What to produce:
Extract, from the records beneath this instruction, each line that contains the word "color".

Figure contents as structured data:
** Begin **

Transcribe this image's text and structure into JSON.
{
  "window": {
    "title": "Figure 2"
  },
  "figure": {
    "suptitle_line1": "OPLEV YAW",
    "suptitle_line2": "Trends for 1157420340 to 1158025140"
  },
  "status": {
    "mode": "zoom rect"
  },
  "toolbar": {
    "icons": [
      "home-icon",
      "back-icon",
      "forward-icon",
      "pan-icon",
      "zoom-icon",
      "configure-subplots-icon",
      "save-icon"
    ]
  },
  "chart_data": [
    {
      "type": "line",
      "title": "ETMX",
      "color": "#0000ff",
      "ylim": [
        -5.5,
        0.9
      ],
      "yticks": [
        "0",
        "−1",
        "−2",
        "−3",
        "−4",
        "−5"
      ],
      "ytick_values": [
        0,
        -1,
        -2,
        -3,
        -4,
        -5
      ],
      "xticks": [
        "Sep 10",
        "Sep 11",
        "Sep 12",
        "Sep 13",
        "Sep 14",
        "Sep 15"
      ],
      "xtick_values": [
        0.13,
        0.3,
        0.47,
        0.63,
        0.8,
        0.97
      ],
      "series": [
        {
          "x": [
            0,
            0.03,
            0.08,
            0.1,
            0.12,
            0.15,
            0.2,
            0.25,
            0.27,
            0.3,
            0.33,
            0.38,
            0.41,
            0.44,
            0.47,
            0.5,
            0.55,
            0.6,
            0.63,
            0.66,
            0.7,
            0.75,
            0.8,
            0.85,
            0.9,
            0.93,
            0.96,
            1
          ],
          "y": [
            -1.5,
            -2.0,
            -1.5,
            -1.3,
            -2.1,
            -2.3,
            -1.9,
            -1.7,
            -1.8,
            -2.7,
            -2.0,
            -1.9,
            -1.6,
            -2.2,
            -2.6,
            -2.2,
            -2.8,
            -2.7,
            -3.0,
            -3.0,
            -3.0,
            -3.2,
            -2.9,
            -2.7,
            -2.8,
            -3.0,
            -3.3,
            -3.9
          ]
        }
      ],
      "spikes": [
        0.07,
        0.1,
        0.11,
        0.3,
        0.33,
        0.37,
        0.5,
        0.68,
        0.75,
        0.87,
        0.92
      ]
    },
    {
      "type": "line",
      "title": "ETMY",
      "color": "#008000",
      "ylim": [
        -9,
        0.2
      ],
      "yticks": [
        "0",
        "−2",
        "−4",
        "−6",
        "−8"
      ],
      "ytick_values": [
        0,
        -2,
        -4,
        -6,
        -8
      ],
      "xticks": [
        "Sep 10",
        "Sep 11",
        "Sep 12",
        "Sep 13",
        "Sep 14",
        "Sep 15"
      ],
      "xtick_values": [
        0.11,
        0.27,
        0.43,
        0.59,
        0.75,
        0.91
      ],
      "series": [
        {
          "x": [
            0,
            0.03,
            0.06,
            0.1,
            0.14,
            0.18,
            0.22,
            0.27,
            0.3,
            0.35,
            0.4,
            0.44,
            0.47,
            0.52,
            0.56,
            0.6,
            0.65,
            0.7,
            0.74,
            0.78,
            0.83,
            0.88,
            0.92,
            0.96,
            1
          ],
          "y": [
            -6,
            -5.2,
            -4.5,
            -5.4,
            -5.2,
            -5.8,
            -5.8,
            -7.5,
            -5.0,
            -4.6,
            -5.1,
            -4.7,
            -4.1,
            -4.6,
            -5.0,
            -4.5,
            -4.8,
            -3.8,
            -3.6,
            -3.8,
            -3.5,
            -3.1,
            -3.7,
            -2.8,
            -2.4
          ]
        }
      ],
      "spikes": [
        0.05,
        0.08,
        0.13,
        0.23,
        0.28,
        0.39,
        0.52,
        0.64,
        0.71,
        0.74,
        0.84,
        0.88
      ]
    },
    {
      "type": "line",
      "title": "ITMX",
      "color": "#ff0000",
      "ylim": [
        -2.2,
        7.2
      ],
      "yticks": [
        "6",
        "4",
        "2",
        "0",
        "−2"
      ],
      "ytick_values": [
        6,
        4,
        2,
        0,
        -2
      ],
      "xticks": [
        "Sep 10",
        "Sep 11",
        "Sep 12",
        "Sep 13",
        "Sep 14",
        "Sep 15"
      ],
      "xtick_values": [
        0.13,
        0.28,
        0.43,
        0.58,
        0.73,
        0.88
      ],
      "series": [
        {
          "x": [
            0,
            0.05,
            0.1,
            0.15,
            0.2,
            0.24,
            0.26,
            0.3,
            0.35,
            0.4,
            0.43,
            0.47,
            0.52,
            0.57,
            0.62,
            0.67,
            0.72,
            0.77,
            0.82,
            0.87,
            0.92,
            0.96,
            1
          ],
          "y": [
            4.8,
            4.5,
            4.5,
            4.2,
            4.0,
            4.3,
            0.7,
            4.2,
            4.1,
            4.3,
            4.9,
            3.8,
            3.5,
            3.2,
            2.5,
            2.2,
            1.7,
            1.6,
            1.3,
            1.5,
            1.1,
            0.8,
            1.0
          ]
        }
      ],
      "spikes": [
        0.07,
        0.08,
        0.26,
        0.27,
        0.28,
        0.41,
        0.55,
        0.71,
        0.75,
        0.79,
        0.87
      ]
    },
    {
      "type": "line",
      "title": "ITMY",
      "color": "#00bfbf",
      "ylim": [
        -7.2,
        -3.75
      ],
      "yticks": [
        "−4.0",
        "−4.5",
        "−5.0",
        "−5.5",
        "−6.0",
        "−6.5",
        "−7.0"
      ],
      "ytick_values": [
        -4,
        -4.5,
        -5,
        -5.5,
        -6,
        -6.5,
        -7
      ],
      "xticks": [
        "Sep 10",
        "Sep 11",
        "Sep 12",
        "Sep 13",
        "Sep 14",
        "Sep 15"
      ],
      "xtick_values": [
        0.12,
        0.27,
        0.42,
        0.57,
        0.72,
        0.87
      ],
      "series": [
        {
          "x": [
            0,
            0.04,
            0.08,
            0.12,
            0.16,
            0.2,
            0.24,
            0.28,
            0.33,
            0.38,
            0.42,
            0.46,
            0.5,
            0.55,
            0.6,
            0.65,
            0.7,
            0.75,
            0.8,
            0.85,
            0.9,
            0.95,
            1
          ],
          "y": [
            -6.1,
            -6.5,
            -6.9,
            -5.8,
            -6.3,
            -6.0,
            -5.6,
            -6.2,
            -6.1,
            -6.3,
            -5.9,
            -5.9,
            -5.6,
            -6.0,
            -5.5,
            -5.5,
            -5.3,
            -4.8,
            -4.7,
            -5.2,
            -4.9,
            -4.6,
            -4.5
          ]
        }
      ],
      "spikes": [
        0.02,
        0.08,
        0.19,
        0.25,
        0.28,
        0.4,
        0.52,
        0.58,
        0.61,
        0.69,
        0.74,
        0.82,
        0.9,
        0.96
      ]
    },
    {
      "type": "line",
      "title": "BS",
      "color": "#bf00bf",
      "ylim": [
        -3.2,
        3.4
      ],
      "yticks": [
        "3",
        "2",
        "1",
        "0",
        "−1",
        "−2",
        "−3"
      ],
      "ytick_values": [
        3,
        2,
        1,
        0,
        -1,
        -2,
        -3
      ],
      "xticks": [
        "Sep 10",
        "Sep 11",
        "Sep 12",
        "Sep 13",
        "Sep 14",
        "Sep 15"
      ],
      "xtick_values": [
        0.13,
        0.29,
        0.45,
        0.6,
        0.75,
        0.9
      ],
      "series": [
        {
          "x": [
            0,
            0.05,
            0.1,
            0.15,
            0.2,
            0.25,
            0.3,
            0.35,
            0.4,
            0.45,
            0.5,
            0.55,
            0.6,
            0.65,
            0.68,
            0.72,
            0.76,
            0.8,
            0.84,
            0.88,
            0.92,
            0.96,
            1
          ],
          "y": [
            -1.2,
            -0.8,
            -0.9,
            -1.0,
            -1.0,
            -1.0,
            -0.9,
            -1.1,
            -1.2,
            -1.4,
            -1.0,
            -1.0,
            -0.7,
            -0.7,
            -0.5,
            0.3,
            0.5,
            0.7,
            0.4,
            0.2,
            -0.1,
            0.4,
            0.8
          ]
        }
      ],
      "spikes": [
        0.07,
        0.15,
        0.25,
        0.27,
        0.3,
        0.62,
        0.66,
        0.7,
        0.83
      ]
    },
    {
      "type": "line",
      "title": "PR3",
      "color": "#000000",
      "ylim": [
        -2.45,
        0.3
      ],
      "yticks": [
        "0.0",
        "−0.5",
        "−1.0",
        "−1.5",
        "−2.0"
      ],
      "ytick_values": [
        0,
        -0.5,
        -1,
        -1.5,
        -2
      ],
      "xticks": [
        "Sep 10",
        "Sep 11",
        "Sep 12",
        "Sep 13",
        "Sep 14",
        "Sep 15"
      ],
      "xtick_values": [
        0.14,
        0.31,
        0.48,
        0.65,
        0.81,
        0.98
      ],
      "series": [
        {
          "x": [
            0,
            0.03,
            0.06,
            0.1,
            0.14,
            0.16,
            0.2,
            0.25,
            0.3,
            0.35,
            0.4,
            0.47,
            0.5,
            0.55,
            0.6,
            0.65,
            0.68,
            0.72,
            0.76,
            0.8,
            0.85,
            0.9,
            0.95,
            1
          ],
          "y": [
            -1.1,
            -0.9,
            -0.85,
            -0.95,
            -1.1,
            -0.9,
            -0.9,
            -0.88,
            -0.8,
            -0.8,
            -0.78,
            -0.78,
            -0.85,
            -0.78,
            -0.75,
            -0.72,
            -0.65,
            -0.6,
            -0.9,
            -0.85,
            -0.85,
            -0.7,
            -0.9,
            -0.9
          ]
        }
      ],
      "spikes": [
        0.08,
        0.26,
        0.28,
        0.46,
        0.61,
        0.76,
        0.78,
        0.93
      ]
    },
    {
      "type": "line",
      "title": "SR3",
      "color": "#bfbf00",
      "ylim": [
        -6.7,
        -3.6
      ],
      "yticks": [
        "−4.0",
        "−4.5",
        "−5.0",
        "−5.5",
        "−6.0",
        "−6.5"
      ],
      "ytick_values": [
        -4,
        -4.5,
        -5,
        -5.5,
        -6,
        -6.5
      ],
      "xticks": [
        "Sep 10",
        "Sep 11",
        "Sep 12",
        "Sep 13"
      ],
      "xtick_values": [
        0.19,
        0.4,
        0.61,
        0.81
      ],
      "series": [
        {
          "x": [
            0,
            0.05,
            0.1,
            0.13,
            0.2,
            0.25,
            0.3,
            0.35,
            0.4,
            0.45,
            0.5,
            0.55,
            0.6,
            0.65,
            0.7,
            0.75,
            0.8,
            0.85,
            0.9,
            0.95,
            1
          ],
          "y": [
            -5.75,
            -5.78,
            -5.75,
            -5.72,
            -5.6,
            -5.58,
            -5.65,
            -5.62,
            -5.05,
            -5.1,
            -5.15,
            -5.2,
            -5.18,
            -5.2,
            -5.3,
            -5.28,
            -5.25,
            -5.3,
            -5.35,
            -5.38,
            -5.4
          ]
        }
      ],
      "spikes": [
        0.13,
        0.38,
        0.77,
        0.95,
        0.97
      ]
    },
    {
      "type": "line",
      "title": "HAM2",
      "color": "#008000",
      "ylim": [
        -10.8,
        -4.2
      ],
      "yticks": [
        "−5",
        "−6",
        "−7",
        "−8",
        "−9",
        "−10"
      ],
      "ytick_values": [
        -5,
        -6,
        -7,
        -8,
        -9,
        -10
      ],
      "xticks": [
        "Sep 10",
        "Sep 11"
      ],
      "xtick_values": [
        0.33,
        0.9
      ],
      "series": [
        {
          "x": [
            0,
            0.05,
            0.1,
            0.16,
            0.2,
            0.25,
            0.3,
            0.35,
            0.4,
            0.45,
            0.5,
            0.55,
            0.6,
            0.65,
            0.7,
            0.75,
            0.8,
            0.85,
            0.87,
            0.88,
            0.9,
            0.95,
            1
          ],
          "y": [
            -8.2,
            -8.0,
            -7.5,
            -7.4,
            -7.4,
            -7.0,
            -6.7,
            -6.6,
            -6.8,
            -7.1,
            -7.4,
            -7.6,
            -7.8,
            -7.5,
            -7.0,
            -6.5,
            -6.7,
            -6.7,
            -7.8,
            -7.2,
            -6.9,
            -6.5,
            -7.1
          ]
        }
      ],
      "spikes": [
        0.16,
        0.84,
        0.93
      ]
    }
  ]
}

** End **

Response for this exercise:
      "color": "#0000ff",
      "color": "#008000",
      "color": "#ff0000",
      "color": "#00bfbf",
      "color": "#bf00bf",
      "color": "#000000",
      "color": "#bfbf00",
      "color": "#008000",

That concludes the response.